**Source data:**
++++++++

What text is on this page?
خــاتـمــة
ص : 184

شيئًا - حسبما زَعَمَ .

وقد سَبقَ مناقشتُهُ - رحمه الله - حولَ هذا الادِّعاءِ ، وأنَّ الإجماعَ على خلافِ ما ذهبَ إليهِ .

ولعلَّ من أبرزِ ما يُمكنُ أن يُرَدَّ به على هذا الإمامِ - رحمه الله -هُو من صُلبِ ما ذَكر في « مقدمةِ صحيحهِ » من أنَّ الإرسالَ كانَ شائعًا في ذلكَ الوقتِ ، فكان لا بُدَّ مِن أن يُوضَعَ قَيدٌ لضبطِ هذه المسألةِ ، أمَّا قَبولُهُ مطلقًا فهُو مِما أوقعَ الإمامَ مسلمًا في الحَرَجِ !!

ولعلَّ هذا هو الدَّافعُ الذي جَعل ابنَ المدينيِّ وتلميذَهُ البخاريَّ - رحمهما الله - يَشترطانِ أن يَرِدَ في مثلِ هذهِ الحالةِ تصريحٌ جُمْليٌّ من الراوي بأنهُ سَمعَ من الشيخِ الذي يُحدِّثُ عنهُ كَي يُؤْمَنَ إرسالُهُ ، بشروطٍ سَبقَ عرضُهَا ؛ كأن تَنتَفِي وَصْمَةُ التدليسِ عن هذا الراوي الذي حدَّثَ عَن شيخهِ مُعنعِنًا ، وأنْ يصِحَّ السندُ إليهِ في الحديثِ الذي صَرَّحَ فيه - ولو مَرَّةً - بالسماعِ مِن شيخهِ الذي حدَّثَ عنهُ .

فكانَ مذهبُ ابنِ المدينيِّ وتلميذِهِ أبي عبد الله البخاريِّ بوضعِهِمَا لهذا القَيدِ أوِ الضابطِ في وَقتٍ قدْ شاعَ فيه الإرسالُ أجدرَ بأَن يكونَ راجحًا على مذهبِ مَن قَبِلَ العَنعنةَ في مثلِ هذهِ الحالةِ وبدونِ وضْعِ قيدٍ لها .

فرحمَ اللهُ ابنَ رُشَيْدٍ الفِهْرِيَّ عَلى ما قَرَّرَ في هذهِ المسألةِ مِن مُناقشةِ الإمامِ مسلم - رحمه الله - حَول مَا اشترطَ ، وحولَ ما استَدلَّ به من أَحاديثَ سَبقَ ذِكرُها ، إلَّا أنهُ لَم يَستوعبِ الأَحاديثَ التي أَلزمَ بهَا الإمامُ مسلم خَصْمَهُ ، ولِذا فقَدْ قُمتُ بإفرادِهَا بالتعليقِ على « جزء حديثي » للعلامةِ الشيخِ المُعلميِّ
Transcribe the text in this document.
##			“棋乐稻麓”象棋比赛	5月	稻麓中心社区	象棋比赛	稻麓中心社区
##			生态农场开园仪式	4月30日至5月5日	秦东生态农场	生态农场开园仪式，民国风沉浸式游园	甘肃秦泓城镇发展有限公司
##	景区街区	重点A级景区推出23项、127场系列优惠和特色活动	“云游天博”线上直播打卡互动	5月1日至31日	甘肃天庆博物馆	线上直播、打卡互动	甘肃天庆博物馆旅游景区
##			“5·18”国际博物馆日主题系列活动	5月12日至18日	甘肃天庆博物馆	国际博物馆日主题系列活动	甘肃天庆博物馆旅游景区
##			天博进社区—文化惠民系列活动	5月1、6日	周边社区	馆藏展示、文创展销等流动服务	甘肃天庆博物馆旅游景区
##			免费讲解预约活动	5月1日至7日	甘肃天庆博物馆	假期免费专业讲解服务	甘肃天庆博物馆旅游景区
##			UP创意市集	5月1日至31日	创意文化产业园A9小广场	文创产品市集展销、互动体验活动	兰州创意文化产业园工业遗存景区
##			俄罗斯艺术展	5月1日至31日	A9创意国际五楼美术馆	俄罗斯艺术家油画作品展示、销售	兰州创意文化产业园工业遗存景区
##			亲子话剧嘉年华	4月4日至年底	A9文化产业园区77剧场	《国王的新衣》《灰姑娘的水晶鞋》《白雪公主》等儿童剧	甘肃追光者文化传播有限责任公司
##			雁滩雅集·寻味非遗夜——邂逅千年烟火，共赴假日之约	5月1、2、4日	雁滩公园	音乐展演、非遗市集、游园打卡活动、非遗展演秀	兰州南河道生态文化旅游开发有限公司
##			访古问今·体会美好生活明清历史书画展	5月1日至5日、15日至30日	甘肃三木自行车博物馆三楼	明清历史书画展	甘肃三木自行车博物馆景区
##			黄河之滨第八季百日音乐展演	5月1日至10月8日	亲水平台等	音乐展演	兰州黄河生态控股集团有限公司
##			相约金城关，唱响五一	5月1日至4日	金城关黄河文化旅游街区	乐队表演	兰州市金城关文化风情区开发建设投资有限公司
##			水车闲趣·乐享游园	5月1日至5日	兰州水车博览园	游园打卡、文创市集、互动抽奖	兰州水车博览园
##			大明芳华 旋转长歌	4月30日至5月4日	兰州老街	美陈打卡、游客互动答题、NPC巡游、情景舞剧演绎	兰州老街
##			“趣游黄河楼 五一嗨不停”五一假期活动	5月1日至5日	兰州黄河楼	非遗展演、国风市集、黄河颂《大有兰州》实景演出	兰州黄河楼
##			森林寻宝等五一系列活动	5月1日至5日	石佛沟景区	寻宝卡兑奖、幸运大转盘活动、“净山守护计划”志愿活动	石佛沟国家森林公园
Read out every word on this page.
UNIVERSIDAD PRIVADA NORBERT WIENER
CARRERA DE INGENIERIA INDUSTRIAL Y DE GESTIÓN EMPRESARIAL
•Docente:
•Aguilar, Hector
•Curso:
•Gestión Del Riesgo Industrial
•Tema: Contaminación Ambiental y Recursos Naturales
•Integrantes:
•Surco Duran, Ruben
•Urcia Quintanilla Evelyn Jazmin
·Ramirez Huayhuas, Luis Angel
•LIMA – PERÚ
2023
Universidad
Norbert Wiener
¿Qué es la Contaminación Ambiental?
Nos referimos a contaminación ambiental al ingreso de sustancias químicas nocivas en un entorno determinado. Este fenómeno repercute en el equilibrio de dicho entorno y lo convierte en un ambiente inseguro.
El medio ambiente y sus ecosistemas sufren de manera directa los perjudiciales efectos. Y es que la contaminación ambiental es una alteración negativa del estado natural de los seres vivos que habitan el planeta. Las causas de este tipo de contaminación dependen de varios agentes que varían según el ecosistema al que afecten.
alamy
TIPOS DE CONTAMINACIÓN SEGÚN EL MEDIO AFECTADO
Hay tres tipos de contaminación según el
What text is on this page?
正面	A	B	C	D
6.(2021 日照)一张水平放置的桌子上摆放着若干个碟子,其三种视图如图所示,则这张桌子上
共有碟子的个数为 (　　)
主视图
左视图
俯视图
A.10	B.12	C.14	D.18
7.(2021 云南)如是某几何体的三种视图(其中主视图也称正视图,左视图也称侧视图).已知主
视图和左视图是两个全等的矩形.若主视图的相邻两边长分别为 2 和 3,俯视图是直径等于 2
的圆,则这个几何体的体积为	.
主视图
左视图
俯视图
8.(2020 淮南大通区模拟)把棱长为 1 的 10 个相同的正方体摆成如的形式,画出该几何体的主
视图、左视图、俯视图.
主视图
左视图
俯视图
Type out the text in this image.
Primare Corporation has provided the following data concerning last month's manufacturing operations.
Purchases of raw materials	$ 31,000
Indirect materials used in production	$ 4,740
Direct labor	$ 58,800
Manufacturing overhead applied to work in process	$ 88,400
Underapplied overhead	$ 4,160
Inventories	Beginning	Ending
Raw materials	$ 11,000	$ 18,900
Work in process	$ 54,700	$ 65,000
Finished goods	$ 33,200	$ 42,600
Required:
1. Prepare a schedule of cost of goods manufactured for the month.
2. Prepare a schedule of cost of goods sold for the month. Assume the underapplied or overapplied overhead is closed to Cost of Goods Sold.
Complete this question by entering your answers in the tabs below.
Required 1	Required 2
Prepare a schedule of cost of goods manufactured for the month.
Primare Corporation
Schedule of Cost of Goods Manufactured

++++++++

**Task goal:** Of the lines above, how many contain the word "الله"? Provide the number and nothing else.

**Solution to the problem:** 5